=== Recorded data ===
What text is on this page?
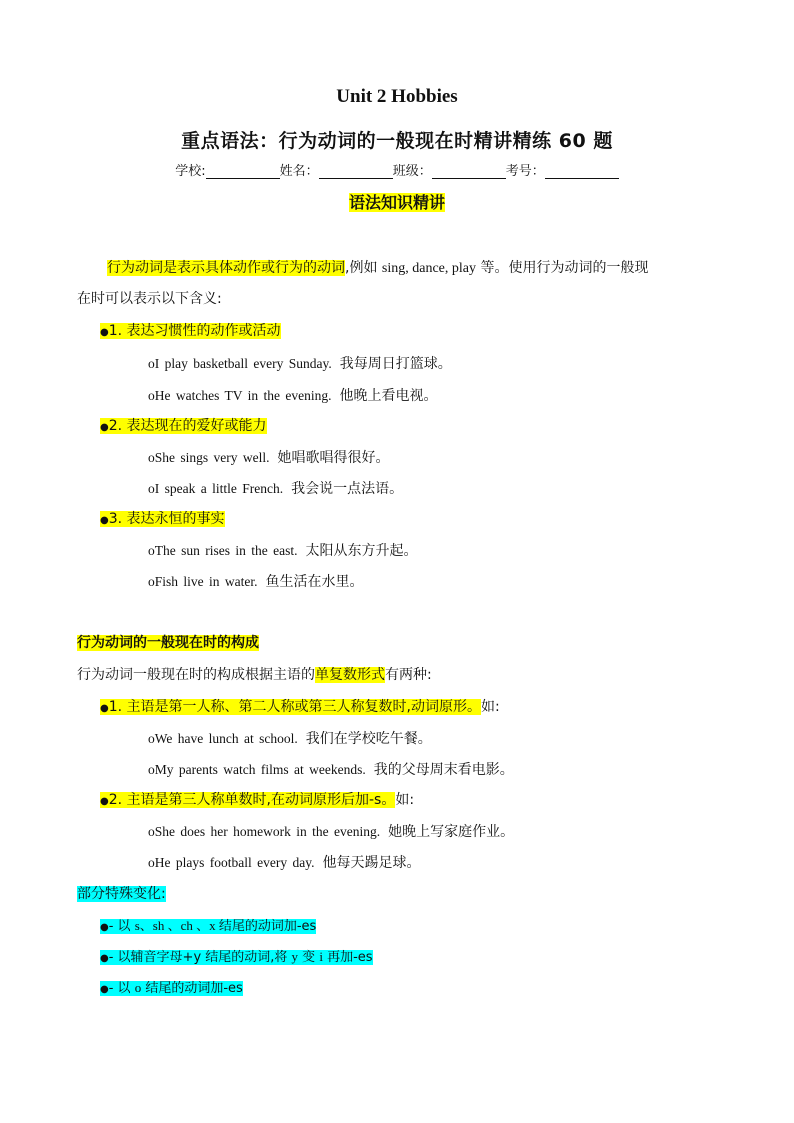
Unit 2 Hobbies
重点语法：行为动词的一般现在时精讲精练 60 题
学校:	姓名：	班级：	考号：
语法知识精讲
行为动词是表示具体动作或行为的动词,例如 sing, dance, play 等。使用行为动词的一般现
在时可以表示以下含义:
●1. 表达习惯性的动作或活动
oI play basketball every Sunday. 我每周日打篮球。
oHe watches TV in the evening. 他晚上看电视。
●2. 表达现在的爱好或能力
oShe sings very well. 她唱歌唱得很好。
oI speak a little French. 我会说一点法语。
●3. 表达永恒的事实
oThe sun rises in the east. 太阳从东方升起。
oFish live in water. 鱼生活在水里。
行为动词的一般现在时的构成
行为动词一般现在时的构成根据主语的单复数形式有两种:
●1. 主语是第一人称、第二人称或第三人称复数时,动词原形。如:
oWe have lunch at school. 我们在学校吃午餐。
oMy parents watch films at weekends. 我的父母周末看电影。
●2. 主语是第三人称单数时,在动词原形后加-s。如:
oShe does her homework in the evening. 她晚上写家庭作业。
oHe plays football every day. 他每天踢足球。
部分特殊变化:
●- 以 s、sh 、ch 、x 结尾的动词加-es
●- 以辅音字母+y 结尾的动词,将 y 变 i 再加-es
●- 以 o 结尾的动词加-es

=== Request ===
Write out the records above exactly as they appear, leaving out any pictures.

=== Final result ===
What text is on this page?
Unit 2 Hobbies
重点语法：行为动词的一般现在时精讲精练 60 题
学校:	姓名：	班级：	考号：
语法知识精讲
行为动词是表示具体动作或行为的动词,例如 sing, dance, play 等。使用行为动词的一般现
在时可以表示以下含义:
●1. 表达习惯性的动作或活动
oI play basketball every Sunday. 我每周日打篮球。
oHe watches TV in the evening. 他晚上看电视。
●2. 表达现在的爱好或能力
oShe sings very well. 她唱歌唱得很好。
oI speak a little French. 我会说一点法语。
●3. 表达永恒的事实
oThe sun rises in the east. 太阳从东方升起。
oFish live in water. 鱼生活在水里。
行为动词的一般现在时的构成
行为动词一般现在时的构成根据主语的单复数形式有两种:
●1. 主语是第一人称、第二人称或第三人称复数时,动词原形。如:
oWe have lunch at school. 我们在学校吃午餐。
oMy parents watch films at weekends. 我的父母周末看电影。
●2. 主语是第三人称单数时,在动词原形后加-s。如:
oShe does her homework in the evening. 她晚上写家庭作业。
oHe plays football every day. 他每天踢足球。
部分特殊变化:
●- 以 s、sh 、ch 、x 结尾的动词加-es
●- 以辅音字母+y 结尾的动词,将 y 变 i 再加-es
●- 以 o 结尾的动词加-es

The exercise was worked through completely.